(Recorded data)

● ● ● ● ●

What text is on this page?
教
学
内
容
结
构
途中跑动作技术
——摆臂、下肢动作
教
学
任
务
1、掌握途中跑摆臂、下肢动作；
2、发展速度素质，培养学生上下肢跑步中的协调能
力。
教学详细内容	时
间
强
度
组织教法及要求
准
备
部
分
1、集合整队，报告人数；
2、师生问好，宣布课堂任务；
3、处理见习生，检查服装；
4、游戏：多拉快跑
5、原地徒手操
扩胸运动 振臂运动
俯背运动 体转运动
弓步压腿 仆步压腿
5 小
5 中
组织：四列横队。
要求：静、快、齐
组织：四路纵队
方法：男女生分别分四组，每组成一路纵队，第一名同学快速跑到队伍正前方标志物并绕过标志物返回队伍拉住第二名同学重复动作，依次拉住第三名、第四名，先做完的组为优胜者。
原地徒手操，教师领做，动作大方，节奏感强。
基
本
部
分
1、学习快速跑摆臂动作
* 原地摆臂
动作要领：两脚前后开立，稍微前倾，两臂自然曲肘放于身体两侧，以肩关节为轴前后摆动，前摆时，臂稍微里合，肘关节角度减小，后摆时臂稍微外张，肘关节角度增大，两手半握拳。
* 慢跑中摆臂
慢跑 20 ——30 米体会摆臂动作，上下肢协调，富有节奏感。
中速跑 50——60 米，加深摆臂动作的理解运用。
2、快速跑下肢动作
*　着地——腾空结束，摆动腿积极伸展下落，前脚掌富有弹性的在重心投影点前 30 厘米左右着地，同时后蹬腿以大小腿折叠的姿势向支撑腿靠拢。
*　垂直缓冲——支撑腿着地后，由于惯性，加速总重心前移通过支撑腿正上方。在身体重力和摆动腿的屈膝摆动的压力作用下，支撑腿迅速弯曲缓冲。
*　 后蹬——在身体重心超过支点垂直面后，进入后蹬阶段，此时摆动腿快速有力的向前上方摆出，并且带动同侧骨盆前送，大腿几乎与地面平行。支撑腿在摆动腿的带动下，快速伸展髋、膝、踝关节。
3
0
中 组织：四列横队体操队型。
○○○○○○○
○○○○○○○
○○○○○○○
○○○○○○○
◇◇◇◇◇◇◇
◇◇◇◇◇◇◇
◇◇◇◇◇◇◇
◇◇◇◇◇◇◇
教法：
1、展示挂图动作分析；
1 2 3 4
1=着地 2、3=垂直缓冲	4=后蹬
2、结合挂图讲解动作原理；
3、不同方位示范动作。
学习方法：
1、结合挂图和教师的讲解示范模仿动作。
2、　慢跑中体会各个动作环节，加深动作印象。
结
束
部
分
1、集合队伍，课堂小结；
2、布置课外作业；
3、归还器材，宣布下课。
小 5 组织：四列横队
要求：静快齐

● ● ● ● ●

◆ EXERCISE DETAILS ◆
Please copy out each record, character for character.

◆ SOLUTION ◆
What text is on this page?
教
学
内
容
结
构
途中跑动作技术
——摆臂、下肢动作
教
学
任
务
1、掌握途中跑摆臂、下肢动作；
2、发展速度素质，培养学生上下肢跑步中的协调能
力。
教学详细内容	时
间
强
度
组织教法及要求
准
备
部
分
1、集合整队，报告人数；
2、师生问好，宣布课堂任务；
3、处理见习生，检查服装；
4、游戏：多拉快跑
5、原地徒手操
扩胸运动 振臂运动
俯背运动 体转运动
弓步压腿 仆步压腿
5 小
5 中
组织：四列横队。
要求：静、快、齐
组织：四路纵队
方法：男女生分别分四组，每组成一路纵队，第一名同学快速跑到队伍正前方标志物并绕过标志物返回队伍拉住第二名同学重复动作，依次拉住第三名、第四名，先做完的组为优胜者。
原地徒手操，教师领做，动作大方，节奏感强。
基
本
部
分
1、学习快速跑摆臂动作
* 原地摆臂
动作要领：两脚前后开立，稍微前倾，两臂自然曲肘放于身体两侧，以肩关节为轴前后摆动，前摆时，臂稍微里合，肘关节角度减小，后摆时臂稍微外张，肘关节角度增大，两手半握拳。
* 慢跑中摆臂
慢跑 20 ——30 米体会摆臂动作，上下肢协调，富有节奏感。
中速跑 50——60 米，加深摆臂动作的理解运用。
2、快速跑下肢动作
*　着地——腾空结束，摆动腿积极伸展下落，前脚掌富有弹性的在重心投影点前 30 厘米左右着地，同时后蹬腿以大小腿折叠的姿势向支撑腿靠拢。
*　垂直缓冲——支撑腿着地后，由于惯性，加速总重心前移通过支撑腿正上方。在身体重力和摆动腿的屈膝摆动的压力作用下，支撑腿迅速弯曲缓冲。
*　 后蹬——在身体重心超过支点垂直面后，进入后蹬阶段，此时摆动腿快速有力的向前上方摆出，并且带动同侧骨盆前送，大腿几乎与地面平行。支撑腿在摆动腿的带动下，快速伸展髋、膝、踝关节。
3
0
中 组织：四列横队体操队型。
○○○○○○○
○○○○○○○
○○○○○○○
○○○○○○○
◇◇◇◇◇◇◇
◇◇◇◇◇◇◇
◇◇◇◇◇◇◇
◇◇◇◇◇◇◇
教法：
1、展示挂图动作分析；
1 2 3 4
1=着地 2、3=垂直缓冲	4=后蹬
2、结合挂图讲解动作原理；
3、不同方位示范动作。
学习方法：
1、结合挂图和教师的讲解示范模仿动作。
2、　慢跑中体会各个动作环节，加深动作印象。
结
束
部
分
1、集合队伍，课堂小结；
2、布置课外作业；
3、归还器材，宣布下课。
小 5 组织：四列横队
要求：静快齐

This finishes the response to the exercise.